--- begin Raw data ---

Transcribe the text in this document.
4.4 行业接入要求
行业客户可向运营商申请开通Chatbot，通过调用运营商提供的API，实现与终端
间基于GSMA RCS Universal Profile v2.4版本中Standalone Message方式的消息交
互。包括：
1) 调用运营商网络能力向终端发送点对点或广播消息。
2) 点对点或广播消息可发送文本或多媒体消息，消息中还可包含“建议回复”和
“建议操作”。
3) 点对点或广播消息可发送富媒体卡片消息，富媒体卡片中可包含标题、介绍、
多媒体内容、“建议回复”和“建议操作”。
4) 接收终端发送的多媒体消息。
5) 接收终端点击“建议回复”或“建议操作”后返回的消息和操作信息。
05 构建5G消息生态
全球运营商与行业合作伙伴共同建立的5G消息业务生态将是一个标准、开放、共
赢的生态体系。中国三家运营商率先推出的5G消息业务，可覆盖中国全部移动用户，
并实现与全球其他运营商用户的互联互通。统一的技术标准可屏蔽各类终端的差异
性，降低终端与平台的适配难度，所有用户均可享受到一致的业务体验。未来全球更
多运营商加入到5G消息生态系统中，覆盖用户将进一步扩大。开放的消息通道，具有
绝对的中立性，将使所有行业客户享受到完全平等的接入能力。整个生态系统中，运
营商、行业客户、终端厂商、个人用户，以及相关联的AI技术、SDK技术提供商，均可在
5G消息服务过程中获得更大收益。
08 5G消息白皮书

--- end Raw data ---

Please quote the data above in full, with no line missing.

Transcribe the text in this document.
4.4 行业接入要求
行业客户可向运营商申请开通Chatbot，通过调用运营商提供的API，实现与终端
间基于GSMA RCS Universal Profile v2.4版本中Standalone Message方式的消息交
互。包括：
1) 调用运营商网络能力向终端发送点对点或广播消息。
2) 点对点或广播消息可发送文本或多媒体消息，消息中还可包含“建议回复”和
“建议操作”。
3) 点对点或广播消息可发送富媒体卡片消息，富媒体卡片中可包含标题、介绍、
多媒体内容、“建议回复”和“建议操作”。
4) 接收终端发送的多媒体消息。
5) 接收终端点击“建议回复”或“建议操作”后返回的消息和操作信息。
05 构建5G消息生态
全球运营商与行业合作伙伴共同建立的5G消息业务生态将是一个标准、开放、共
赢的生态体系。中国三家运营商率先推出的5G消息业务，可覆盖中国全部移动用户，
并实现与全球其他运营商用户的互联互通。统一的技术标准可屏蔽各类终端的差异
性，降低终端与平台的适配难度，所有用户均可享受到一致的业务体验。未来全球更
多运营商加入到5G消息生态系统中，覆盖用户将进一步扩大。开放的消息通道，具有
绝对的中立性，将使所有行业客户享受到完全平等的接入能力。整个生态系统中，运
营商、行业客户、终端厂商、个人用户，以及相关联的AI技术、SDK技术提供商，均可在
5G消息服务过程中获得更大收益。
08 5G消息白皮书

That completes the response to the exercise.